Copy every line from the data below in which the string "color" can be found.

> TASK INPUT:
---
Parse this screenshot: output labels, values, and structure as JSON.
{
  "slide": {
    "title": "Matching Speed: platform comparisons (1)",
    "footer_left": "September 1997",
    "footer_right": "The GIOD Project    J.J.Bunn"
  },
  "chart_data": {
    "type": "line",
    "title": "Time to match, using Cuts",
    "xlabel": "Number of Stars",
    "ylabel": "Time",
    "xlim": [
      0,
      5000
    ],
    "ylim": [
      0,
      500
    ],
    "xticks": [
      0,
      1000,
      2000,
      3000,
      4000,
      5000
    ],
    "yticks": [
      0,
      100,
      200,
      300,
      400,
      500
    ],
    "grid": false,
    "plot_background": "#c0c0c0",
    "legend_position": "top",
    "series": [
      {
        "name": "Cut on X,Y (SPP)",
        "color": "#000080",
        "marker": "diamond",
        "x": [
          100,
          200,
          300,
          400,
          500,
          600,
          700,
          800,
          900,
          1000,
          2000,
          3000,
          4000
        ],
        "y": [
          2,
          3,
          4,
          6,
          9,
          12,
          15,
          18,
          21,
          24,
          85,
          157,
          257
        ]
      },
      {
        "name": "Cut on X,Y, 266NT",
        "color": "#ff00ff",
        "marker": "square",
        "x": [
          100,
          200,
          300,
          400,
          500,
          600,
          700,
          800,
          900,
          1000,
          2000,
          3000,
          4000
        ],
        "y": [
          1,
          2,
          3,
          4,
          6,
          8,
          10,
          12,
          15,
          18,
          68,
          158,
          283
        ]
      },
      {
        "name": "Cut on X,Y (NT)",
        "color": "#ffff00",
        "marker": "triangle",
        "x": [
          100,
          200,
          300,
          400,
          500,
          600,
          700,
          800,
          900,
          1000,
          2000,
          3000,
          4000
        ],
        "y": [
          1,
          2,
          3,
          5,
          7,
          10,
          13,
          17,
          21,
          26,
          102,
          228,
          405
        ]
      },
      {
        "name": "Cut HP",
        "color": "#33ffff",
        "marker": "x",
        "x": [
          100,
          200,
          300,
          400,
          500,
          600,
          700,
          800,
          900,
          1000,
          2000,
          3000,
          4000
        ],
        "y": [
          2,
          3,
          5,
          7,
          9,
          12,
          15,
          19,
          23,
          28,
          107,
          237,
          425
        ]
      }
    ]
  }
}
---
> RESULT OF THIS EXERCISE:
        "color": "#000080",
        "color": "#ff00ff",
        "color": "#ffff00",
        "color": "#33ffff",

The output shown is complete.